[Start of Working data]

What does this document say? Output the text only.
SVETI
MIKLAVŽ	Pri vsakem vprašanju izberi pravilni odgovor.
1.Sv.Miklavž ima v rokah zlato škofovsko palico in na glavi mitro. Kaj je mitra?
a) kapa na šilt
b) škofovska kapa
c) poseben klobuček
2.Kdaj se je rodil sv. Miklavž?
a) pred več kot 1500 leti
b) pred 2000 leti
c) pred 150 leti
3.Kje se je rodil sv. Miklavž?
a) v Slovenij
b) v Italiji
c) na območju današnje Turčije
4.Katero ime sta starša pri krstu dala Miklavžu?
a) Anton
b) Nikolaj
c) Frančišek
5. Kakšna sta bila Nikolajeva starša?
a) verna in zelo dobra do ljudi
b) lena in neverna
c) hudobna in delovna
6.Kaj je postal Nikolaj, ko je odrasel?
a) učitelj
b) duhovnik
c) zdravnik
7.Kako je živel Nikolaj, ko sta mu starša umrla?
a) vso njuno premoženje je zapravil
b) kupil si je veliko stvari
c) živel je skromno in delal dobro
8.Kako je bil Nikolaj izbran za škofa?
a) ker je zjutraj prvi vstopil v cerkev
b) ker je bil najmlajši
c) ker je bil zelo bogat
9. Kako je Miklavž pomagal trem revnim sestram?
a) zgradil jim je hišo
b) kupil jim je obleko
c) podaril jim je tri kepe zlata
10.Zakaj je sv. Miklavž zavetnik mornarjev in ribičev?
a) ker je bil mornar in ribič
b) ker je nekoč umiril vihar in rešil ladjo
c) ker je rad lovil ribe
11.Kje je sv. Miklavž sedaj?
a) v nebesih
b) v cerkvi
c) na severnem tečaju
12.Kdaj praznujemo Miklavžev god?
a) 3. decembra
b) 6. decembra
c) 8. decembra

[End of Working data]

* Requirement *
Using the listing above, retype each line exactly.

* Correct result *
What does this document say? Output the text only.
SVETI
MIKLAVŽ	Pri vsakem vprašanju izberi pravilni odgovor.
1.Sv.Miklavž ima v rokah zlato škofovsko palico in na glavi mitro. Kaj je mitra?
a) kapa na šilt
b) škofovska kapa
c) poseben klobuček
2.Kdaj se je rodil sv. Miklavž?
a) pred več kot 1500 leti
b) pred 2000 leti
c) pred 150 leti
3.Kje se je rodil sv. Miklavž?
a) v Slovenij
b) v Italiji
c) na območju današnje Turčije
4.Katero ime sta starša pri krstu dala Miklavžu?
a) Anton
b) Nikolaj
c) Frančišek
5. Kakšna sta bila Nikolajeva starša?
a) verna in zelo dobra do ljudi
b) lena in neverna
c) hudobna in delovna
6.Kaj je postal Nikolaj, ko je odrasel?
a) učitelj
b) duhovnik
c) zdravnik
7.Kako je živel Nikolaj, ko sta mu starša umrla?
a) vso njuno premoženje je zapravil
b) kupil si je veliko stvari
c) živel je skromno in delal dobro
8.Kako je bil Nikolaj izbran za škofa?
a) ker je zjutraj prvi vstopil v cerkev
b) ker je bil najmlajši
c) ker je bil zelo bogat
9. Kako je Miklavž pomagal trem revnim sestram?
a) zgradil jim je hišo
b) kupil jim je obleko
c) podaril jim je tri kepe zlata
10.Zakaj je sv. Miklavž zavetnik mornarjev in ribičev?
a) ker je bil mornar in ribič
b) ker je nekoč umiril vihar in rešil ladjo
c) ker je rad lovil ribe
11.Kje je sv. Miklavž sedaj?
a) v nebesih
b) v cerkvi
c) na severnem tečaju
12.Kdaj praznujemo Miklavžev god?
a) 3. decembra
b) 6. decembra
c) 8. decembra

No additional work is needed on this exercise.